Data to use:
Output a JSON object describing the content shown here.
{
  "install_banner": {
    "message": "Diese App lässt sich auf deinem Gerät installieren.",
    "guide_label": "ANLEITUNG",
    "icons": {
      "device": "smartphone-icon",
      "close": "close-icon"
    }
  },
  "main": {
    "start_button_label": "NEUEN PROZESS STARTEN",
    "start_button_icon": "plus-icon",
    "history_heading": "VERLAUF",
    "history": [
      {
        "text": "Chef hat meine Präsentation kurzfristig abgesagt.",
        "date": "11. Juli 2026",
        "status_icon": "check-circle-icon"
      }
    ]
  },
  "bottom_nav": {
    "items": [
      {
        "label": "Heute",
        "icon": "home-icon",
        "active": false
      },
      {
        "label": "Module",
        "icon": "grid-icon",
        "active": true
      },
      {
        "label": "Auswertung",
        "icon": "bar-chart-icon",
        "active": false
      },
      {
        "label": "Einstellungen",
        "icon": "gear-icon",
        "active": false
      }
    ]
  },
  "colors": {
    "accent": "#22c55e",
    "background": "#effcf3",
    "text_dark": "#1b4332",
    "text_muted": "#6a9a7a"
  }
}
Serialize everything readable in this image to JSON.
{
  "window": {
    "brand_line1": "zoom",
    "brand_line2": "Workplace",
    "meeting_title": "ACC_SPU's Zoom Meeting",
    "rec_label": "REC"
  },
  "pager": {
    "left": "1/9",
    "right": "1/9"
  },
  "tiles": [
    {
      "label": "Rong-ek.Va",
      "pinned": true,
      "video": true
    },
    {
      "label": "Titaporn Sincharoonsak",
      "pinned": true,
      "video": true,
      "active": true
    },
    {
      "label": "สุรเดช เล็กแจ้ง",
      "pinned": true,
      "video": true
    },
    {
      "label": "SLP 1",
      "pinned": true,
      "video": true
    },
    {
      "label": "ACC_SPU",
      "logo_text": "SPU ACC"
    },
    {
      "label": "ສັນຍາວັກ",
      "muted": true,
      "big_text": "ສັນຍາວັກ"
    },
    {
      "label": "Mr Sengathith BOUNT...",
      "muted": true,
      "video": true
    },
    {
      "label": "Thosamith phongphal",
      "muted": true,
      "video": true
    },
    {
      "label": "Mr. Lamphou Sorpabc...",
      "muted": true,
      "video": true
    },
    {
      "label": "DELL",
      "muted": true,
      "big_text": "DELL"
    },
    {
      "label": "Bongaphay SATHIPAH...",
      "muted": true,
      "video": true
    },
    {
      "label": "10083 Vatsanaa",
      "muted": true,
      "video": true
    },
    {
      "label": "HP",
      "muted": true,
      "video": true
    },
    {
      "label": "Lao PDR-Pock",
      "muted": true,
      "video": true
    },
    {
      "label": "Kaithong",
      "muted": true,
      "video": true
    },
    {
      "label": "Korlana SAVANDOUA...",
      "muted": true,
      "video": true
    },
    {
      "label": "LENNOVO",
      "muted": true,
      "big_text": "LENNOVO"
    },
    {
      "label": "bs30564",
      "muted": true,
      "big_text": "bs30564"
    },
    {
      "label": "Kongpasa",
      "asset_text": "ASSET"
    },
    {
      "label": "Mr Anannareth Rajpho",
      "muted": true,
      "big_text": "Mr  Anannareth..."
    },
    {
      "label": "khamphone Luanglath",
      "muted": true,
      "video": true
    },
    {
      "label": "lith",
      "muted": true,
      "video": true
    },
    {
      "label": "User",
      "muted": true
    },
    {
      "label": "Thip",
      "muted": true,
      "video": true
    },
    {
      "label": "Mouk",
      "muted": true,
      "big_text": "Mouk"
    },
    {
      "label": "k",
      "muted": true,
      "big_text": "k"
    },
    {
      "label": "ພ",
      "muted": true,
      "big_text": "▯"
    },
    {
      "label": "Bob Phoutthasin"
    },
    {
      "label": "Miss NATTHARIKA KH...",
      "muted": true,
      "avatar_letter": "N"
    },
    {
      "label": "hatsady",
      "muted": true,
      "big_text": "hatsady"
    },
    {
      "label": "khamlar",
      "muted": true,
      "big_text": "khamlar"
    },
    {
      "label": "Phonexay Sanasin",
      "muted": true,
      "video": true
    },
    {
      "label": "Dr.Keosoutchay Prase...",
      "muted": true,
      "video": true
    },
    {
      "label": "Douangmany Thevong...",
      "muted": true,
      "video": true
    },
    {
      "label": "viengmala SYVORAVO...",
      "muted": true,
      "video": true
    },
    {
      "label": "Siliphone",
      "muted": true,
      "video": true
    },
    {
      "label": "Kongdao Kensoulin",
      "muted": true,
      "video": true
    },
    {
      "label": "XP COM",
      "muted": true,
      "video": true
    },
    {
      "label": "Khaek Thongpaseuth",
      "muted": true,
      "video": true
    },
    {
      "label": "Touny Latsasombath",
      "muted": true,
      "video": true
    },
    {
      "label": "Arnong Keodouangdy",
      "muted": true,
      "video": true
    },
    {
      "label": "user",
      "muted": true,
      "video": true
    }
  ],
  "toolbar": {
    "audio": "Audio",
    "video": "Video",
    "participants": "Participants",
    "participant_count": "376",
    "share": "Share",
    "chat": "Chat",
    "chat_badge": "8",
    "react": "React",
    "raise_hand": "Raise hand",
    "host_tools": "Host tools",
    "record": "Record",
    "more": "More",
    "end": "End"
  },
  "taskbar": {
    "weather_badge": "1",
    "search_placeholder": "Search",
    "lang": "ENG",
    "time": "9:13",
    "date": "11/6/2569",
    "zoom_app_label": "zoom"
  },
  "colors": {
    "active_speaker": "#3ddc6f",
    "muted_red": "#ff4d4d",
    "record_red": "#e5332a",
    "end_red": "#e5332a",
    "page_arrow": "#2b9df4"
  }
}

What is being asked:
Copy each record from above exactly, and include every line.

Answer to this task:
Output a JSON object describing the content shown here.
{
  "install_banner": {
    "message": "Diese App lässt sich auf deinem Gerät installieren.",
    "guide_label": "ANLEITUNG",
    "icons": {
      "device": "smartphone-icon",
      "close": "close-icon"
    }
  },
  "main": {
    "start_button_label": "NEUEN PROZESS STARTEN",
    "start_button_icon": "plus-icon",
    "history_heading": "VERLAUF",
    "history": [
      {
        "text": "Chef hat meine Präsentation kurzfristig abgesagt.",
        "date": "11. Juli 2026",
        "status_icon": "check-circle-icon"
      }
    ]
  },
  "bottom_nav": {
    "items": [
      {
        "label": "Heute",
        "icon": "home-icon",
        "active": false
      },
      {
        "label": "Module",
        "icon": "grid-icon",
        "active": true
      },
      {
        "label": "Auswertung",
        "icon": "bar-chart-icon",
        "active": false
      },
      {
        "label": "Einstellungen",
        "icon": "gear-icon",
        "active": false
      }
    ]
  },
  "colors": {
    "accent": "#22c55e",
    "background": "#effcf3",
    "text_dark": "#1b4332",
    "text_muted": "#6a9a7a"
  }
}
Serialize everything readable in this image to JSON.
{
  "window": {
    "brand_line1": "zoom",
    "brand_line2": "Workplace",
    "meeting_title": "ACC_SPU's Zoom Meeting",
    "rec_label": "REC"
  },
  "pager": {
    "left": "1/9",
    "right": "1/9"
  },
  "tiles": [
    {
      "label": "Rong-ek.Va",
      "pinned": true,
      "video": true
    },
    {
      "label": "Titaporn Sincharoonsak",
      "pinned": true,
      "video": true,
      "active": true
    },
    {
      "label": "สุรเดช เล็กแจ้ง",
      "pinned": true,
      "video": true
    },
    {
      "label": "SLP 1",
      "pinned": true,
      "video": true
    },
    {
      "label": "ACC_SPU",
      "logo_text": "SPU ACC"
    },
    {
      "label": "ສັນຍາວັກ",
      "muted": true,
      "big_text": "ສັນຍາວັກ"
    },
    {
      "label": "Mr Sengathith BOUNT...",
      "muted": true,
      "video": true
    },
    {
      "label": "Thosamith phongphal",
      "muted": true,
      "video": true
    },
    {
      "label": "Mr. Lamphou Sorpabc...",
      "muted": true,
      "video": true
    },
    {
      "label": "DELL",
      "muted": true,
      "big_text": "DELL"
    },
    {
      "label": "Bongaphay SATHIPAH...",
      "muted": true,
      "video": true
    },
    {
      "label": "10083 Vatsanaa",
      "muted": true,
      "video": true
    },
    {
      "label": "HP",
      "muted": true,
      "video": true
    },
    {
      "label": "Lao PDR-Pock",
      "muted": true,
      "video": true
    },
    {
      "label": "Kaithong",
      "muted": true,
      "video": true
    },
    {
      "label": "Korlana SAVANDOUA...",
      "muted": true,
      "video": true
    },
    {
      "label": "LENNOVO",
      "muted": true,
      "big_text": "LENNOVO"
    },
    {
      "label": "bs30564",
      "muted": true,
      "big_text": "bs30564"
    },
    {
      "label": "Kongpasa",
      "asset_text": "ASSET"
    },
    {
      "label": "Mr Anannareth Rajpho",
      "muted": true,
      "big_text": "Mr  Anannareth..."
    },
    {
      "label": "khamphone Luanglath",
      "muted": true,
      "video": true
    },
    {
      "label": "lith",
      "muted": true,
      "video": true
    },
    {
      "label": "User",
      "muted": true
    },
    {
      "label": "Thip",
      "muted": true,
      "video": true
    },
    {
      "label": "Mouk",
      "muted": true,
      "big_text": "Mouk"
    },
    {
      "label": "k",
      "muted": true,
      "big_text": "k"
    },
    {
      "label": "ພ",
      "muted": true,
      "big_text": "▯"
    },
    {
      "label": "Bob Phoutthasin"
    },
    {
      "label": "Miss NATTHARIKA KH...",
      "muted": true,
      "avatar_letter": "N"
    },
    {
      "label": "hatsady",
      "muted": true,
      "big_text": "hatsady"
    },
    {
      "label": "khamlar",
      "muted": true,
      "big_text": "khamlar"
    },
    {
      "label": "Phonexay Sanasin",
      "muted": true,
      "video": true
    },
    {
      "label": "Dr.Keosoutchay Prase...",
      "muted": true,
      "video": true
    },
    {
      "label": "Douangmany Thevong...",
      "muted": true,
      "video": true
    },
    {
      "label": "viengmala SYVORAVO...",
      "muted": true,
      "video": true
    },
    {
      "label": "Siliphone",
      "muted": true,
      "video": true
    },
    {
      "label": "Kongdao Kensoulin",
      "muted": true,
      "video": true
    },
    {
      "label": "XP COM",
      "muted": true,
      "video": true
    },
    {
      "label": "Khaek Thongpaseuth",
      "muted": true,
      "video": true
    },
    {
      "label": "Touny Latsasombath",
      "muted": true,
      "video": true
    },
    {
      "label": "Arnong Keodouangdy",
      "muted": true,
      "video": true
    },
    {
      "label": "user",
      "muted": true,
      "video": true
    }
  ],
  "toolbar": {
    "audio": "Audio",
    "video": "Video",
    "participants": "Participants",
    "participant_count": "376",
    "share": "Share",
    "chat": "Chat",
    "chat_badge": "8",
    "react": "React",
    "raise_hand": "Raise hand",
    "host_tools": "Host tools",
    "record": "Record",
    "more": "More",
    "end": "End"
  },
  "taskbar": {
    "weather_badge": "1",
    "search_placeholder": "Search",
    "lang": "ENG",
    "time": "9:13",
    "date": "11/6/2569",
    "zoom_app_label": "zoom"
  },
  "colors": {
    "active_speaker": "#3ddc6f",
    "muted_red": "#ff4d4d",
    "record_red": "#e5332a",
    "end_red": "#e5332a",
    "page_arrow": "#2b9df4"
  }
}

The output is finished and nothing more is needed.